BEGIN

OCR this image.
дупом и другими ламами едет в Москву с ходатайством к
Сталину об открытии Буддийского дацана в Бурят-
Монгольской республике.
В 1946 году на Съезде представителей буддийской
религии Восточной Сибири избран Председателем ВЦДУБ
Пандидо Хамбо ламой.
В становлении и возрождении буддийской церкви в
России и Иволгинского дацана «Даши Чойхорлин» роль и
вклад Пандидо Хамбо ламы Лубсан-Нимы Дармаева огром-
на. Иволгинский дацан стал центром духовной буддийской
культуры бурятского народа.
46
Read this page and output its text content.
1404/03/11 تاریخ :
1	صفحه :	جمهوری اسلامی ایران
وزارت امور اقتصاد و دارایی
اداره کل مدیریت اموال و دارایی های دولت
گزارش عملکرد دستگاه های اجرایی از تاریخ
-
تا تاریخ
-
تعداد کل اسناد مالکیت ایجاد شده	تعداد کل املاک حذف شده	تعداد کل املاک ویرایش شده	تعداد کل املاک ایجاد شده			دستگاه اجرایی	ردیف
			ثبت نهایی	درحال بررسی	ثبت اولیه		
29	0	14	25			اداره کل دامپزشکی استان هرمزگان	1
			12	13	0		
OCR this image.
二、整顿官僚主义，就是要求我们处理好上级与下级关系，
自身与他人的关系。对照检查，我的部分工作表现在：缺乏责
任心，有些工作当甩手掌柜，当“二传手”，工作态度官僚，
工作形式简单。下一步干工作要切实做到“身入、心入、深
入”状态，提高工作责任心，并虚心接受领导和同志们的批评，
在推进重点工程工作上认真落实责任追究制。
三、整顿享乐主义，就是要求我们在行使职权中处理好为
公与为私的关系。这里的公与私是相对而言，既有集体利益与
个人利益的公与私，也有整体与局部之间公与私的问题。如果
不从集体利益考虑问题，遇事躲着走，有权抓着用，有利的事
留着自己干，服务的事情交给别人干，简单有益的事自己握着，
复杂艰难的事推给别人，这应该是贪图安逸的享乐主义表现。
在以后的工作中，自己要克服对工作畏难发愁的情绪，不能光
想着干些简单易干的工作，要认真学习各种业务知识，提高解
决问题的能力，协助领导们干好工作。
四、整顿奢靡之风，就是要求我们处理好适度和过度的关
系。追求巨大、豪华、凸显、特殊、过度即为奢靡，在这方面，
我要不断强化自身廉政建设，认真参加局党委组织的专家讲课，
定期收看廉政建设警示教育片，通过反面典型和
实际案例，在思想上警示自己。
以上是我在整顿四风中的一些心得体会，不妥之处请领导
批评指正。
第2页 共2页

END
BEGIN

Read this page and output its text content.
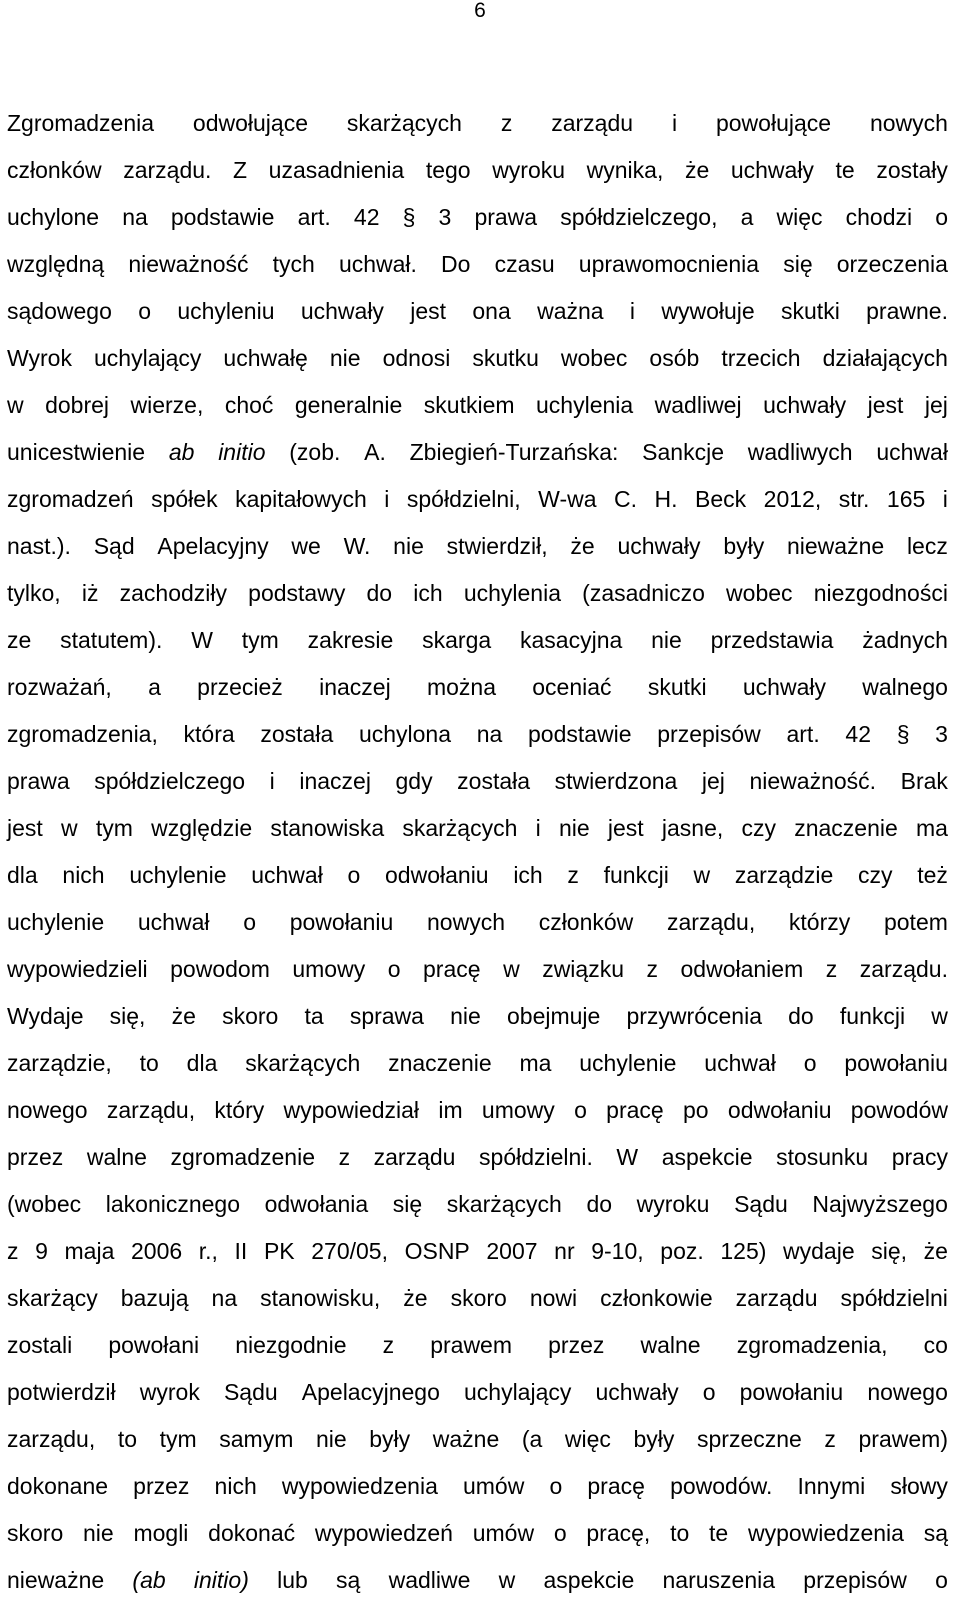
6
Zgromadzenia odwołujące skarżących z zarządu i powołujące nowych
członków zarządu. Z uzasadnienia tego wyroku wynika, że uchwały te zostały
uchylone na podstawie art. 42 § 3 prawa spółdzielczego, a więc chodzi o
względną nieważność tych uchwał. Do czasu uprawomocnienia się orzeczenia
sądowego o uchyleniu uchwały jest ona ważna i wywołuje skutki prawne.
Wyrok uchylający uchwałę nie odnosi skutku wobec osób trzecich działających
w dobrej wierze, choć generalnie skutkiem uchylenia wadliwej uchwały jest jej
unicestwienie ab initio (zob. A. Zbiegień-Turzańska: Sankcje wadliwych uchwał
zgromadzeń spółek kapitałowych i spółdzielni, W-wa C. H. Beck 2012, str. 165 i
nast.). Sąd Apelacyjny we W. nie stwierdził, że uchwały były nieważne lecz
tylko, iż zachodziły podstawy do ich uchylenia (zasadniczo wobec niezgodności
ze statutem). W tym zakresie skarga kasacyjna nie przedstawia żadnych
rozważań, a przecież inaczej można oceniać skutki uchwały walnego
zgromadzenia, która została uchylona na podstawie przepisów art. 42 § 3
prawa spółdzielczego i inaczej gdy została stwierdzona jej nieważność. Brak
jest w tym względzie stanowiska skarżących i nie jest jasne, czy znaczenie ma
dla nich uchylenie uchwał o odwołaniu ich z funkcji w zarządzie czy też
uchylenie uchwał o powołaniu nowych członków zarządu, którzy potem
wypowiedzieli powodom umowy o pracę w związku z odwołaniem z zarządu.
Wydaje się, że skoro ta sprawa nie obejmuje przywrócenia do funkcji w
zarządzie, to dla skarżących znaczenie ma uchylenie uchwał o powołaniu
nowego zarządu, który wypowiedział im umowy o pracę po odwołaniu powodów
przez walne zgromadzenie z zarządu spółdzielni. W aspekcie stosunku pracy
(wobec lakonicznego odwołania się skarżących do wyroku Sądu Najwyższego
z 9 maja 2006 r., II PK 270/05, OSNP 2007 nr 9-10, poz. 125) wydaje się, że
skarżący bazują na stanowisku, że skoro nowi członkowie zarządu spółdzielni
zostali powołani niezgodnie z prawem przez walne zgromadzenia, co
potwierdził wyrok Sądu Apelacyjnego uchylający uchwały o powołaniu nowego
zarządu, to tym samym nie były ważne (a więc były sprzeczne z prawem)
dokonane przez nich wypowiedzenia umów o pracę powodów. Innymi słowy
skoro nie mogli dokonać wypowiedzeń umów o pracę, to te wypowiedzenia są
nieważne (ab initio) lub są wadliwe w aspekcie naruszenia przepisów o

END
BEGIN

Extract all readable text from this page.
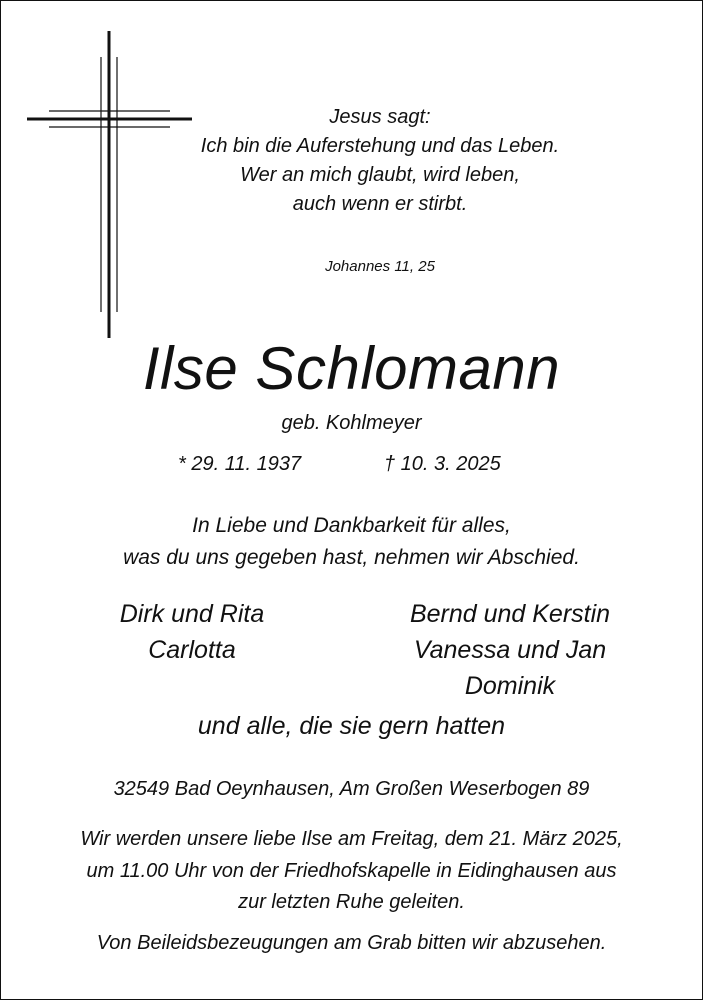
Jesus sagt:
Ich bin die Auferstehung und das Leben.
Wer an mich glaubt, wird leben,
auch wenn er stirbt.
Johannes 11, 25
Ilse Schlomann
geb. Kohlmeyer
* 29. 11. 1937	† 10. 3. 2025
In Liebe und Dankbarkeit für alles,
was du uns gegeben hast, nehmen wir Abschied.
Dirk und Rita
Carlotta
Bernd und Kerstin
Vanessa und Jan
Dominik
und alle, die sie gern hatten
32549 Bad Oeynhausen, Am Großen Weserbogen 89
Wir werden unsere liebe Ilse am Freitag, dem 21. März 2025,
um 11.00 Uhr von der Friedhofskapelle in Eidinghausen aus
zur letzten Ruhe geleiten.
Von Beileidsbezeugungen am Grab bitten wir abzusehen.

END

WHAT IS NEEDED: Pick out each line in the material containing "دارایی".

THE OUTPUT:
وزارت امور اقتصاد و دارایی
اداره کل مدیریت اموال و دارایی های دولت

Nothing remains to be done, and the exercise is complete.